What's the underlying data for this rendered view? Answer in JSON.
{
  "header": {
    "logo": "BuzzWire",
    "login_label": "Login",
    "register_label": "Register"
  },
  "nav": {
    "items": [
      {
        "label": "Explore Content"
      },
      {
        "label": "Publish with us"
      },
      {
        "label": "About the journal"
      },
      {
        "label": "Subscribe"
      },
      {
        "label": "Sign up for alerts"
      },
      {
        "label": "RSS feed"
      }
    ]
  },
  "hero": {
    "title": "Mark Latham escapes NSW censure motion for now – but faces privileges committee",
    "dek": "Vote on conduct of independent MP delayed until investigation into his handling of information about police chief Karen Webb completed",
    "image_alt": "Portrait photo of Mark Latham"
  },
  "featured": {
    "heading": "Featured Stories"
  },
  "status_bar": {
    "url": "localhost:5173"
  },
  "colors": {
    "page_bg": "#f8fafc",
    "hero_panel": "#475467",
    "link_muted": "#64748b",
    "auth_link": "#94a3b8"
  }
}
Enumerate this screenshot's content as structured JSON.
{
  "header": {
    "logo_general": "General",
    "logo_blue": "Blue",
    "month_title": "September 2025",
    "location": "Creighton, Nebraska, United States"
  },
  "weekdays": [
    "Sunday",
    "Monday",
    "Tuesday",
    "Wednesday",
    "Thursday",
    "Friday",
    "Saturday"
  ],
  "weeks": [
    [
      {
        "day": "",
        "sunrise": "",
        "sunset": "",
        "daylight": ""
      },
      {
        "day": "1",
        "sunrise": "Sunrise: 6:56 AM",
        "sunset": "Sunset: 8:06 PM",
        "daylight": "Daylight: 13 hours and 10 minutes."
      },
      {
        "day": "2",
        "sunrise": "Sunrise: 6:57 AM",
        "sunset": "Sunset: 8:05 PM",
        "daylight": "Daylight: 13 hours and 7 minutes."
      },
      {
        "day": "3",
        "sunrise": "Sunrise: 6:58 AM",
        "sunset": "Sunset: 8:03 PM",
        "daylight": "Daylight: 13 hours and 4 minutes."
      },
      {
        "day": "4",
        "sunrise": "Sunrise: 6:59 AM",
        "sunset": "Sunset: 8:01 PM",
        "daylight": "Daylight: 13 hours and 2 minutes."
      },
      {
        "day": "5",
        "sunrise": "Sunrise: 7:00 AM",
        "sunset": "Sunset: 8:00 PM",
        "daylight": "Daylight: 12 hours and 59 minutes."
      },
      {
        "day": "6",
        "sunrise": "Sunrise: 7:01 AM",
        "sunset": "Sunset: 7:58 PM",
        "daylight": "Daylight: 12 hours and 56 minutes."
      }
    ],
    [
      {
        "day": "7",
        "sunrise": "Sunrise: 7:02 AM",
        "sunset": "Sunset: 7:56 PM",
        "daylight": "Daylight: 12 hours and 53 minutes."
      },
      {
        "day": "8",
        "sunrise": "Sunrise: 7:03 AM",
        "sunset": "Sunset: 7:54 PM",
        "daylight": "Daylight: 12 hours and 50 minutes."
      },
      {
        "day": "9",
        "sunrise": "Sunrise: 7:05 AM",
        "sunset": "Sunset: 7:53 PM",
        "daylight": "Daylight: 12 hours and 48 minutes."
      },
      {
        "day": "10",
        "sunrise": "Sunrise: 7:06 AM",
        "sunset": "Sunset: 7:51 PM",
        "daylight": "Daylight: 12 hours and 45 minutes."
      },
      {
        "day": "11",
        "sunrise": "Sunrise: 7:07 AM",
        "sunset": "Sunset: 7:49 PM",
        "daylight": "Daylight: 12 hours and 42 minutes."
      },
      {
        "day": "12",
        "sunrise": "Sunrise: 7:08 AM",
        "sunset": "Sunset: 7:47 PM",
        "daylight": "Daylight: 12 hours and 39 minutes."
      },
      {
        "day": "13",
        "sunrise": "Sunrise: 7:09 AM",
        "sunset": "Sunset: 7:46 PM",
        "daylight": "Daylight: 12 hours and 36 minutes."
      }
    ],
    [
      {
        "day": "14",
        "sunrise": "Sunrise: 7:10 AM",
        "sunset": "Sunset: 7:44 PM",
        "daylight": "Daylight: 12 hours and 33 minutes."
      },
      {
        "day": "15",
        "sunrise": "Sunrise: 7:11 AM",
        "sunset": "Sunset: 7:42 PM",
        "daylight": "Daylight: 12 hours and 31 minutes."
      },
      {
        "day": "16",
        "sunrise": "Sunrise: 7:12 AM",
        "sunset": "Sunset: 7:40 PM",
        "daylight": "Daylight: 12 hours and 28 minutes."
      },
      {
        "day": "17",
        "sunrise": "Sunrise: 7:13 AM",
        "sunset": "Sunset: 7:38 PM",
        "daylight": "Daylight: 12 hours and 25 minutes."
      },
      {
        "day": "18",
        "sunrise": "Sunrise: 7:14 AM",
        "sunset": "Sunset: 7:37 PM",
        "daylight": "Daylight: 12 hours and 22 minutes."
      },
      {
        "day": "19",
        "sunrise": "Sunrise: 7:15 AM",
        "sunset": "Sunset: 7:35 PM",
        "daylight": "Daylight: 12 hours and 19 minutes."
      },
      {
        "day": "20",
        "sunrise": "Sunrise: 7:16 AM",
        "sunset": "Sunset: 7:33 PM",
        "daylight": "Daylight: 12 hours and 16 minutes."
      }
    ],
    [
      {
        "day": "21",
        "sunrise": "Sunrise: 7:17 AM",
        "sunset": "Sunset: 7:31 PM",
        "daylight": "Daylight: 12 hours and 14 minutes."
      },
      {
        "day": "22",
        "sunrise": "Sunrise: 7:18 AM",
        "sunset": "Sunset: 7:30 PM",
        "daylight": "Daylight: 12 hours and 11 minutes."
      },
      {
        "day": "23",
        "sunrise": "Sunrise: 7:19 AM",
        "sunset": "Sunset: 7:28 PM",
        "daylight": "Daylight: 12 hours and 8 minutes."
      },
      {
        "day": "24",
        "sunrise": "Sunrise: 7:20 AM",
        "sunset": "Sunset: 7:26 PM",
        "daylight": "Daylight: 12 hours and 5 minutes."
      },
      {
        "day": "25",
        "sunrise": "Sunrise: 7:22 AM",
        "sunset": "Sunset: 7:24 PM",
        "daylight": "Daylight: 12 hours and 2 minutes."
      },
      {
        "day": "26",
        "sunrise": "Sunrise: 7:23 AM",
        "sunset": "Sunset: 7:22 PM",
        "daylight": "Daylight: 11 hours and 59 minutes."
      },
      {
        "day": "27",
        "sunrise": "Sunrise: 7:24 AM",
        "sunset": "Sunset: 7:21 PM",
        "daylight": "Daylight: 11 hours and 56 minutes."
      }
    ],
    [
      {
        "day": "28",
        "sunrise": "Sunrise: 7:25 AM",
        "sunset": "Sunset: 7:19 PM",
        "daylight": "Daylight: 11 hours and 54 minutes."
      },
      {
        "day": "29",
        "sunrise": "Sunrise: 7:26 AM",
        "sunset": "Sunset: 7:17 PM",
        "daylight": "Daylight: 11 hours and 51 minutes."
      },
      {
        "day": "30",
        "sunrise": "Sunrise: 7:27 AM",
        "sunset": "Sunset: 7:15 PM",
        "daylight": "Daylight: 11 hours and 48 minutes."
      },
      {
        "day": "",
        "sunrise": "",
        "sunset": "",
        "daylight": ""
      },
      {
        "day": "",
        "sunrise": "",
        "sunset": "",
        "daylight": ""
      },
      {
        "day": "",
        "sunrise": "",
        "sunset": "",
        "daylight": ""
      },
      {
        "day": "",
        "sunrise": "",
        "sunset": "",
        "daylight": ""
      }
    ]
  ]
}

* * * * * * *

### STATED EXERCISE
Copy all lines from the listing that contain "this".

### TASK ANSWER
What's the underlying data for this rendered view? Answer in JSON.
Enumerate this screenshot's content as structured JSON.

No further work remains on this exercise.